# start of Provided records
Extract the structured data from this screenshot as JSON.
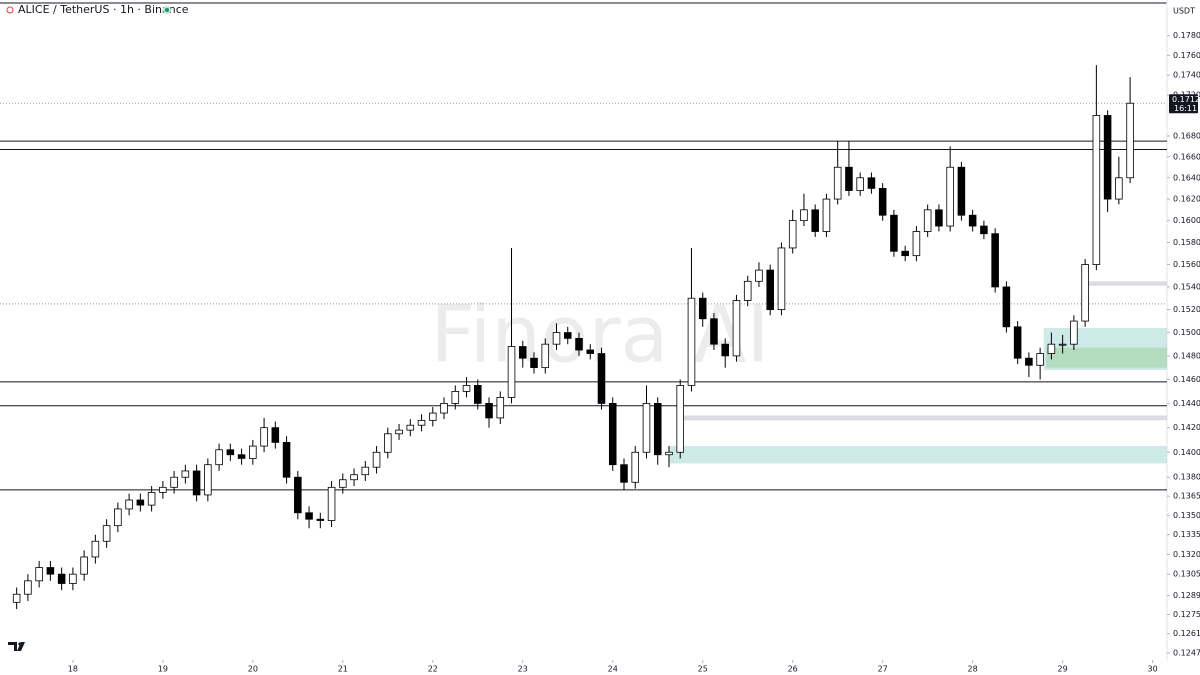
{
  "chart_data": {
    "type": "candlestick",
    "title": "ALICE / TetherUS · 1h · Binance",
    "currency": "USDT",
    "watermark": "Finora AI",
    "log_y": true,
    "up_color": "#ffffff",
    "down_color": "#000000",
    "edge_color": "#000000",
    "xlim": [
      17.19,
      30.16
    ],
    "xticks": [
      18,
      19,
      20,
      21,
      22,
      23,
      24,
      25,
      26,
      27,
      28,
      29,
      30
    ],
    "ylim": [
      0.1242,
      0.1817
    ],
    "yticks": [
      {
        "value": 0.178,
        "label": "0.1780"
      },
      {
        "value": 0.176,
        "label": "0.1760"
      },
      {
        "value": 0.174,
        "label": "0.1740"
      },
      {
        "value": 0.172,
        "label": "0.1720"
      },
      {
        "value": 0.168,
        "label": "0.1680"
      },
      {
        "value": 0.166,
        "label": "0.1660"
      },
      {
        "value": 0.164,
        "label": "0.1640"
      },
      {
        "value": 0.162,
        "label": "0.1620"
      },
      {
        "value": 0.16,
        "label": "0.1600"
      },
      {
        "value": 0.158,
        "label": "0.1580"
      },
      {
        "value": 0.156,
        "label": "0.1560"
      },
      {
        "value": 0.154,
        "label": "0.1540"
      },
      {
        "value": 0.152,
        "label": "0.1520"
      },
      {
        "value": 0.15,
        "label": "0.1500"
      },
      {
        "value": 0.148,
        "label": "0.1480"
      },
      {
        "value": 0.146,
        "label": "0.1460"
      },
      {
        "value": 0.144,
        "label": "0.1440"
      },
      {
        "value": 0.142,
        "label": "0.1420"
      },
      {
        "value": 0.14,
        "label": "0.1400"
      },
      {
        "value": 0.138,
        "label": "0.1380"
      },
      0.1365,
      {
        "value": 0.135,
        "label": "0.1350"
      },
      0.1335,
      {
        "value": 0.132,
        "label": "0.1320"
      },
      0.1305,
      0.1289,
      0.1275,
      0.1261,
      0.1247
    ],
    "last_price": 0.1712,
    "countdown": "16:11",
    "levels": [
      0.1675,
      0.1667,
      0.1458,
      0.1438,
      0.137
    ],
    "dotted_levels": [
      0.1712,
      0.1525
    ],
    "zones": [
      {
        "low": 0.1391,
        "high": 0.1405,
        "start": 24.63,
        "color": "#b2dfdb"
      },
      {
        "low": 0.1426,
        "high": 0.143,
        "start": 24.74,
        "color": "#c8c8d4"
      },
      {
        "low": 0.1541,
        "high": 0.1545,
        "start": 29.29,
        "color": "#c8c8d4"
      },
      {
        "low": 0.1468,
        "high": 0.1504,
        "start": 28.79,
        "color": "#b2dfdb"
      },
      {
        "low": 0.147,
        "high": 0.1487,
        "start": 28.82,
        "color": "#a5d6a7"
      }
    ],
    "series": [
      {
        "x": [
          17.375,
          17.5,
          17.625,
          17.75,
          17.875,
          18,
          18.125,
          18.25,
          18.375,
          18.5,
          18.625,
          18.75,
          18.875,
          19,
          19.125,
          19.25,
          19.375,
          19.5,
          19.625,
          19.75,
          19.875,
          20,
          20.125,
          20.25,
          20.375,
          20.5,
          20.625,
          20.75,
          20.875,
          21,
          21.125,
          21.25,
          21.375,
          21.5,
          21.625,
          21.75,
          21.875,
          22,
          22.125,
          22.25,
          22.375,
          22.5,
          22.625,
          22.75,
          22.875,
          23,
          23.125,
          23.25,
          23.375,
          23.5,
          23.625,
          23.75,
          23.875,
          24,
          24.125,
          24.25,
          24.375,
          24.5,
          24.625,
          24.75,
          24.875,
          25,
          25.125,
          25.25,
          25.375,
          25.5,
          25.625,
          25.75,
          25.875,
          26,
          26.125,
          26.25,
          26.375,
          26.5,
          26.625,
          26.75,
          26.875,
          27,
          27.125,
          27.25,
          27.375,
          27.5,
          27.625,
          27.75,
          27.875,
          28,
          28.125,
          28.25,
          28.375,
          28.5,
          28.625,
          28.75,
          28.875,
          29,
          29.125,
          29.25,
          29.375,
          29.5,
          29.625,
          29.75
        ],
        "open": [
          0.1284,
          0.129,
          0.13,
          0.131,
          0.1305,
          0.1298,
          0.1305,
          0.1318,
          0.133,
          0.1342,
          0.1355,
          0.1362,
          0.1358,
          0.1368,
          0.1372,
          0.138,
          0.1385,
          0.1366,
          0.139,
          0.1402,
          0.1398,
          0.1395,
          0.1405,
          0.142,
          0.1408,
          0.138,
          0.1352,
          0.1347,
          0.1346,
          0.1372,
          0.1378,
          0.1382,
          0.1388,
          0.14,
          0.1415,
          0.1418,
          0.1422,
          0.1426,
          0.1432,
          0.144,
          0.145,
          0.1455,
          0.144,
          0.1428,
          0.1445,
          0.1488,
          0.1478,
          0.147,
          0.149,
          0.15,
          0.1495,
          0.1485,
          0.1482,
          0.144,
          0.139,
          0.1376,
          0.14,
          0.144,
          0.1398,
          0.14,
          0.1455,
          0.153,
          0.1512,
          0.149,
          0.148,
          0.1528,
          0.1545,
          0.1555,
          0.152,
          0.1575,
          0.16,
          0.161,
          0.159,
          0.162,
          0.165,
          0.1628,
          0.164,
          0.163,
          0.1605,
          0.1572,
          0.1568,
          0.159,
          0.161,
          0.1595,
          0.165,
          0.1605,
          0.1595,
          0.1588,
          0.154,
          0.1505,
          0.1478,
          0.1472,
          0.1482,
          0.149,
          0.149,
          0.151,
          0.156,
          0.17,
          0.162,
          0.164
        ],
        "high": [
          0.1295,
          0.1305,
          0.1315,
          0.1315,
          0.131,
          0.131,
          0.1323,
          0.1335,
          0.1347,
          0.136,
          0.1367,
          0.1367,
          0.1373,
          0.1377,
          0.1385,
          0.139,
          0.139,
          0.1395,
          0.1407,
          0.1407,
          0.1403,
          0.141,
          0.1428,
          0.1425,
          0.1413,
          0.1385,
          0.1357,
          0.1352,
          0.1377,
          0.1383,
          0.1387,
          0.1393,
          0.1405,
          0.142,
          0.1423,
          0.1427,
          0.1431,
          0.1437,
          0.1445,
          0.1455,
          0.1462,
          0.146,
          0.1445,
          0.145,
          0.1575,
          0.1493,
          0.1483,
          0.1495,
          0.1508,
          0.1505,
          0.15,
          0.149,
          0.1487,
          0.1445,
          0.1395,
          0.1405,
          0.1455,
          0.1445,
          0.1405,
          0.146,
          0.1575,
          0.1535,
          0.1517,
          0.1495,
          0.1533,
          0.155,
          0.1562,
          0.156,
          0.158,
          0.161,
          0.1625,
          0.1615,
          0.1625,
          0.1675,
          0.1675,
          0.1645,
          0.1645,
          0.1635,
          0.161,
          0.1577,
          0.1595,
          0.1615,
          0.1615,
          0.167,
          0.1655,
          0.161,
          0.16,
          0.1593,
          0.1545,
          0.151,
          0.1483,
          0.1487,
          0.15,
          0.1498,
          0.1515,
          0.1565,
          0.175,
          0.1705,
          0.166,
          0.1738
        ],
        "low": [
          0.1279,
          0.1285,
          0.1295,
          0.13,
          0.1293,
          0.1293,
          0.13,
          0.1313,
          0.1325,
          0.1337,
          0.135,
          0.1353,
          0.1353,
          0.1363,
          0.1367,
          0.1375,
          0.1361,
          0.1361,
          0.1385,
          0.1393,
          0.139,
          0.139,
          0.14,
          0.1403,
          0.1375,
          0.1347,
          0.134,
          0.134,
          0.1341,
          0.1367,
          0.1373,
          0.1377,
          0.1383,
          0.1395,
          0.141,
          0.1413,
          0.1417,
          0.1421,
          0.1427,
          0.1435,
          0.1445,
          0.1435,
          0.142,
          0.1423,
          0.144,
          0.147,
          0.1465,
          0.1465,
          0.1485,
          0.149,
          0.148,
          0.1477,
          0.1435,
          0.1385,
          0.137,
          0.1371,
          0.1395,
          0.139,
          0.1388,
          0.1395,
          0.145,
          0.1505,
          0.1485,
          0.147,
          0.1475,
          0.1523,
          0.154,
          0.1515,
          0.1515,
          0.157,
          0.1595,
          0.1585,
          0.1585,
          0.1615,
          0.1623,
          0.1623,
          0.1625,
          0.16,
          0.1567,
          0.1563,
          0.1563,
          0.1585,
          0.159,
          0.159,
          0.16,
          0.159,
          0.1583,
          0.1535,
          0.15,
          0.1473,
          0.1462,
          0.146,
          0.1477,
          0.1482,
          0.1485,
          0.1505,
          0.1555,
          0.1608,
          0.1615,
          0.1635
        ],
        "close": [
          0.129,
          0.13,
          0.131,
          0.1305,
          0.1298,
          0.1305,
          0.1318,
          0.133,
          0.1342,
          0.1355,
          0.1362,
          0.1358,
          0.1368,
          0.1372,
          0.138,
          0.1385,
          0.1366,
          0.139,
          0.1402,
          0.1398,
          0.1395,
          0.1405,
          0.142,
          0.1408,
          0.138,
          0.1352,
          0.1347,
          0.1346,
          0.1372,
          0.1378,
          0.1382,
          0.1388,
          0.14,
          0.1415,
          0.1418,
          0.1422,
          0.1426,
          0.1432,
          0.144,
          0.145,
          0.1455,
          0.144,
          0.1428,
          0.1445,
          0.1488,
          0.1478,
          0.147,
          0.149,
          0.15,
          0.1495,
          0.1485,
          0.1482,
          0.144,
          0.139,
          0.1376,
          0.14,
          0.144,
          0.1398,
          0.14,
          0.1455,
          0.153,
          0.1512,
          0.149,
          0.148,
          0.1528,
          0.1545,
          0.1555,
          0.152,
          0.1575,
          0.16,
          0.161,
          0.159,
          0.162,
          0.165,
          0.1628,
          0.164,
          0.163,
          0.1605,
          0.1572,
          0.1568,
          0.159,
          0.161,
          0.1595,
          0.165,
          0.1605,
          0.1595,
          0.1588,
          0.154,
          0.1505,
          0.1478,
          0.1472,
          0.1482,
          0.149,
          0.149,
          0.151,
          0.156,
          0.17,
          0.162,
          0.164,
          0.1712
        ]
      }
    ]
  }
}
# end of Provided records
• **What needs to be done**:
Which lines hold the word "high"? Copy all of them.

• **Written solution**:
        "high": 0.1405,
        "high": 0.143,
        "high": 0.1545,
        "high": 0.1504,
        "high": 0.1487,
        "high": [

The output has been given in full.